§ Written request: Set out each line from the following listing that includes the word "sono".

§ Entries shown:
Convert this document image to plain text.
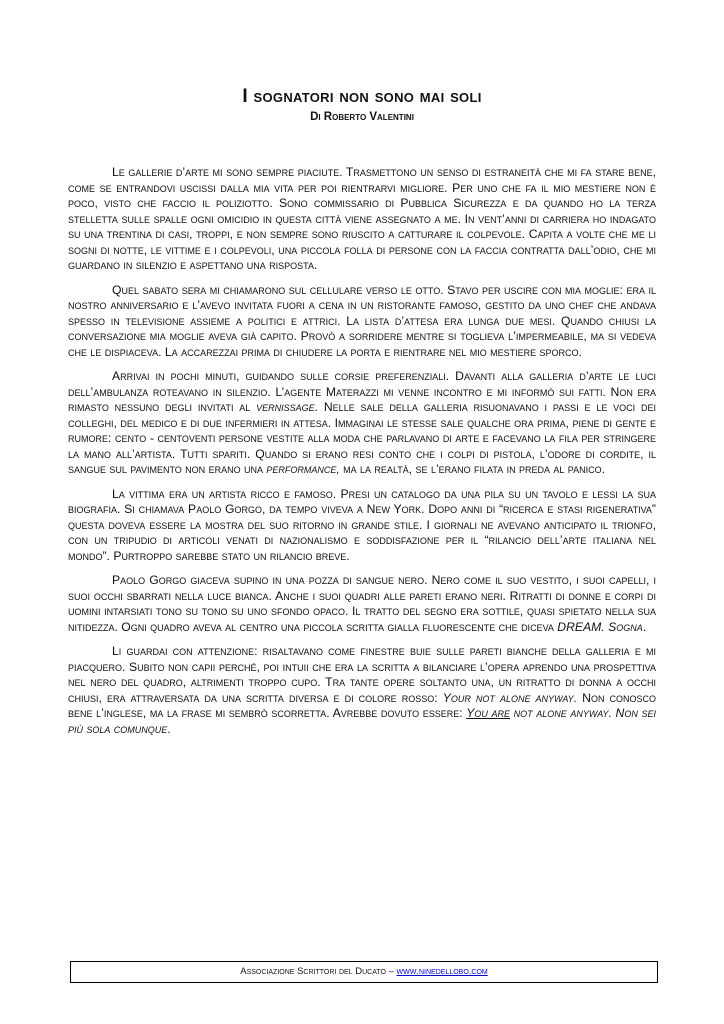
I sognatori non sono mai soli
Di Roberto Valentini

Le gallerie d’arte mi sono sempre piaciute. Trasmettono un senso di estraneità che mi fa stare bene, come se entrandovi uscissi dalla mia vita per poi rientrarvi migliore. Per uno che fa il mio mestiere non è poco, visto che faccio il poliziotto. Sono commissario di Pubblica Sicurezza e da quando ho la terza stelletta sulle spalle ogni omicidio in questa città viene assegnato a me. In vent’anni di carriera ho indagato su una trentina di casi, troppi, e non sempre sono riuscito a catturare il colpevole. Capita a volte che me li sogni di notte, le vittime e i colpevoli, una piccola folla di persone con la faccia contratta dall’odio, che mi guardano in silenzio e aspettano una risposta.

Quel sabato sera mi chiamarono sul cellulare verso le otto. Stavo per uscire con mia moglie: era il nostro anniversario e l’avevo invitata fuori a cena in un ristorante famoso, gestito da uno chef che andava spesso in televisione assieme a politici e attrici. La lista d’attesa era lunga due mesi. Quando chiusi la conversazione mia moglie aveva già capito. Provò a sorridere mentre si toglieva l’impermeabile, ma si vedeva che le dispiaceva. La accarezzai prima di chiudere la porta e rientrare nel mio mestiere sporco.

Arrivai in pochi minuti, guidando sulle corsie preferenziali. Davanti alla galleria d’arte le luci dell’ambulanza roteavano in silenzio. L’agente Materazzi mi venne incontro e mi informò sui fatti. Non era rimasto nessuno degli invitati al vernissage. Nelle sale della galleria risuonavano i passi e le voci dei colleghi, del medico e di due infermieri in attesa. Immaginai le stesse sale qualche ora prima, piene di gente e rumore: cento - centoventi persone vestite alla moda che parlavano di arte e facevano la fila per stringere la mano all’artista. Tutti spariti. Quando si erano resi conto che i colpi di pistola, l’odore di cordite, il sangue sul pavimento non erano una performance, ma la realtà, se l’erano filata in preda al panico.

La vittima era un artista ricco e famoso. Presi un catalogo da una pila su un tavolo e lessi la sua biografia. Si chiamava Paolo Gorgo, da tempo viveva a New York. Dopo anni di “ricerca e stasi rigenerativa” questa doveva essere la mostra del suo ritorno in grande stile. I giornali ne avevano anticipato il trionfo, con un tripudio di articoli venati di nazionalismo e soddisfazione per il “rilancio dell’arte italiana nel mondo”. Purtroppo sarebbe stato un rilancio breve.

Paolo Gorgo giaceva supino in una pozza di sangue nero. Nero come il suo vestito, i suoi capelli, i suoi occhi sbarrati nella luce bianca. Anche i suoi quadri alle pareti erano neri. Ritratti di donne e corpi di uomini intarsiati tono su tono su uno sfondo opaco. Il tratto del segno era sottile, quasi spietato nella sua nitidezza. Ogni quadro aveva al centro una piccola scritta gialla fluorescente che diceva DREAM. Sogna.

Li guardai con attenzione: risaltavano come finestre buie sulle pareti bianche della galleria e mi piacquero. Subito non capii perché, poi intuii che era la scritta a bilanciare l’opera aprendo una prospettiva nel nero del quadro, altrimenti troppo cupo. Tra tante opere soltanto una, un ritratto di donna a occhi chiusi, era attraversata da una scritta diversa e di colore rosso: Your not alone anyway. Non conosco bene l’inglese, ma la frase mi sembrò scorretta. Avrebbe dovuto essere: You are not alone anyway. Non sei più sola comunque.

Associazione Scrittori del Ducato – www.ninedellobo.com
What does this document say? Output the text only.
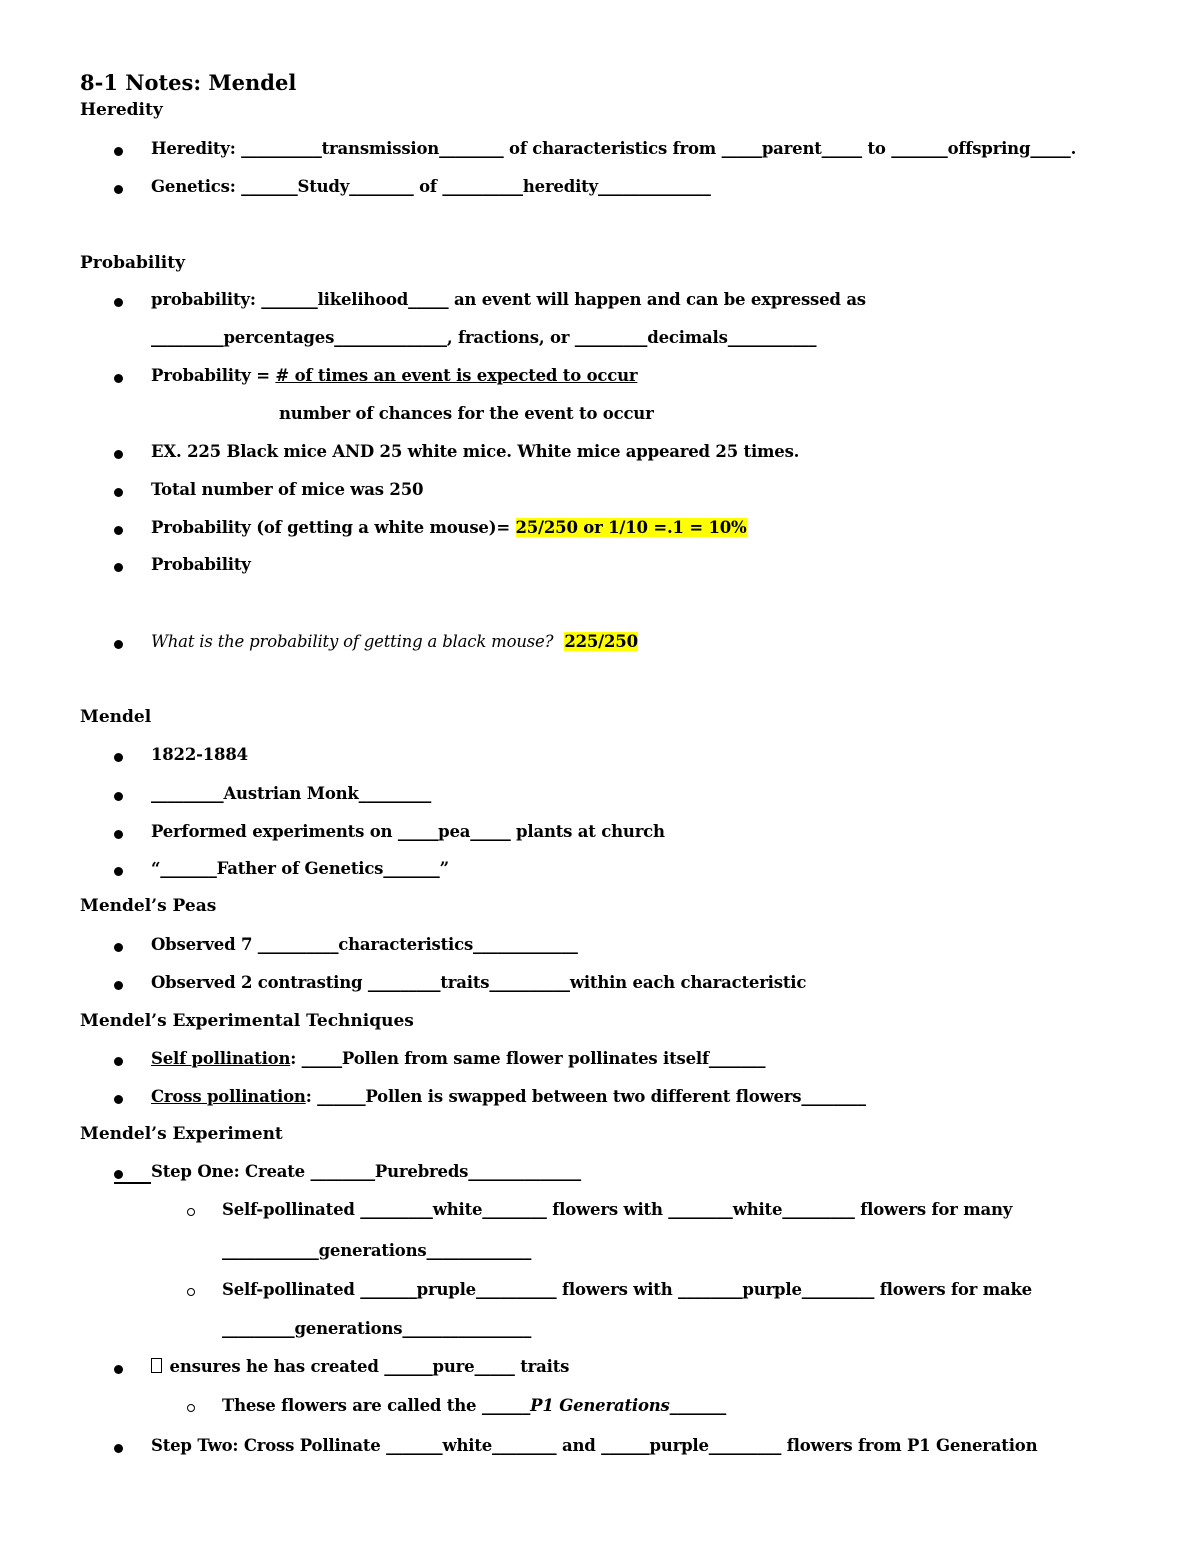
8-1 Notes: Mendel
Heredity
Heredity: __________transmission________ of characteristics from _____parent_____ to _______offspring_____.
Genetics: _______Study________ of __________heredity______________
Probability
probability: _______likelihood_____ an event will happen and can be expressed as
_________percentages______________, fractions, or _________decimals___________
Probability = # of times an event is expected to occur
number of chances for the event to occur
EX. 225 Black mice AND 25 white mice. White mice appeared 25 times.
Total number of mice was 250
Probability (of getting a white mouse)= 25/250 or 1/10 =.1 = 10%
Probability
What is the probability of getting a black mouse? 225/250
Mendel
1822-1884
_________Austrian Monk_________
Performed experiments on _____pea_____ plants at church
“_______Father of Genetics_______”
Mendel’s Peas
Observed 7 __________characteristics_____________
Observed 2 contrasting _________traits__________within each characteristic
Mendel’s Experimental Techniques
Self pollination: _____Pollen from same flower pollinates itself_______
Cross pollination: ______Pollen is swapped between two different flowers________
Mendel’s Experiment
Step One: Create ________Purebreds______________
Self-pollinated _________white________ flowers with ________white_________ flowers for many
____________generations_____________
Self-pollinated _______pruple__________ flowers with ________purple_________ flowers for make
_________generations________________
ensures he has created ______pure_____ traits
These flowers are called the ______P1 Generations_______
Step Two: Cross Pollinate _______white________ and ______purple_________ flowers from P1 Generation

==

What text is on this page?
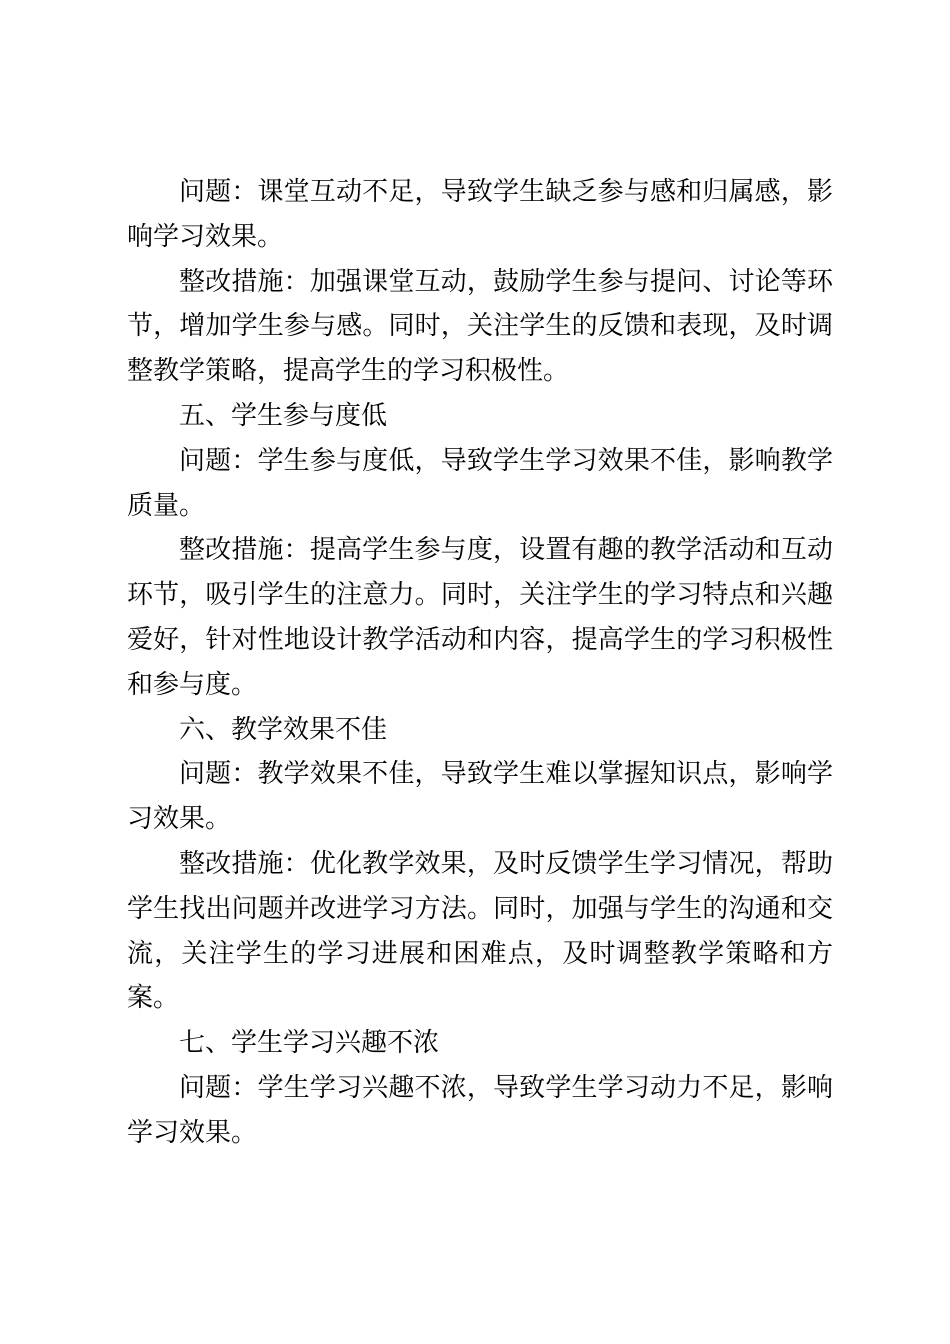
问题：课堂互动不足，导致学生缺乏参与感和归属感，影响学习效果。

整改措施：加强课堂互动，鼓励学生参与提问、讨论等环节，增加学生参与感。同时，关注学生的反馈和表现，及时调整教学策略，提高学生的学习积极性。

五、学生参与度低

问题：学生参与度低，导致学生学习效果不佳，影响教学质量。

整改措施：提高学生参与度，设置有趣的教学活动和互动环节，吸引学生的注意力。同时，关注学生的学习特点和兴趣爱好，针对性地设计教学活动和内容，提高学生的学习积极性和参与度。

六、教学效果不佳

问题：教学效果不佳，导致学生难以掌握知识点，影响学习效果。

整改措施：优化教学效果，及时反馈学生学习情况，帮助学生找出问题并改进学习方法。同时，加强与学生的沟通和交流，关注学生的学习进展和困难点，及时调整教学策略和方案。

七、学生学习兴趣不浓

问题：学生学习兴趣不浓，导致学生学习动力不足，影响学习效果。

...

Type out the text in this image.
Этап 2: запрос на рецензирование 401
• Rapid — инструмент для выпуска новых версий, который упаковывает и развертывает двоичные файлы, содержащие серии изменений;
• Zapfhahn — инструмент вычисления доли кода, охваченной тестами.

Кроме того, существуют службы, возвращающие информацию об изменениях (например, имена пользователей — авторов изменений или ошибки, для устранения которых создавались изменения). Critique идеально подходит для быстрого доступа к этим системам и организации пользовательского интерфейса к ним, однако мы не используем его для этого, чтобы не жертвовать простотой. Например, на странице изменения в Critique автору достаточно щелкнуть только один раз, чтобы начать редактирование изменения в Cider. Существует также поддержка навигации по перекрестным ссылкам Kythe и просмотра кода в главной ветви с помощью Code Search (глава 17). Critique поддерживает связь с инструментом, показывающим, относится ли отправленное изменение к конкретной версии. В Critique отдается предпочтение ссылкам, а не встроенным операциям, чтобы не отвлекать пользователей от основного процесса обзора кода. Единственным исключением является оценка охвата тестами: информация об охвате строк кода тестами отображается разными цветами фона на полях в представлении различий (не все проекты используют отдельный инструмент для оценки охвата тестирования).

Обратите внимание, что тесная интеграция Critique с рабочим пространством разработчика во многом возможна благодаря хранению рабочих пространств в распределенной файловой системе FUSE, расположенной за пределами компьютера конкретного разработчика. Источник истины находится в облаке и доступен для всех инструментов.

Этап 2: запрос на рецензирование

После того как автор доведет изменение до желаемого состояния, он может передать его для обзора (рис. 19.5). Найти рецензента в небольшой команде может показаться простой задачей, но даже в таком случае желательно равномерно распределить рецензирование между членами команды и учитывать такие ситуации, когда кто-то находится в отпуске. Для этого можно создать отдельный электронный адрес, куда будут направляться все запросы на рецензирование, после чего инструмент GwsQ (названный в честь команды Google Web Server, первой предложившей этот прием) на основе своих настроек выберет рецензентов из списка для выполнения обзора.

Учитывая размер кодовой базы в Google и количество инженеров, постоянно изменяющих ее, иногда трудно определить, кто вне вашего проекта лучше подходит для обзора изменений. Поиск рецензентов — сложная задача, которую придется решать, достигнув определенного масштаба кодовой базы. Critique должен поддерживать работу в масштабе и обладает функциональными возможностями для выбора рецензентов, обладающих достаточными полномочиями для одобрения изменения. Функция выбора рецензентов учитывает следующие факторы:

§ Complete answer:
I sognatori non sono mai soli
Le gallerie d’arte mi sono sempre piaciute. Trasmettono un senso di estraneità che mi fa stare bene, come se entrandovi uscissi dalla mia vita per poi rientrarvi migliore. Per uno che fa il mio mestiere non è poco, visto che faccio il poliziotto. Sono commissario di Pubblica Sicurezza e da quando ho la terza stelletta sulle spalle ogni omicidio in questa città viene assegnato a me. In vent’anni di carriera ho indagato su una trentina di casi, troppi, e non sempre sono riuscito a catturare il colpevole. Capita a volte che me li sogni di notte, le vittime e i colpevoli, una piccola folla di persone con la faccia contratta dall’odio, che mi guardano in silenzio e aspettano una risposta.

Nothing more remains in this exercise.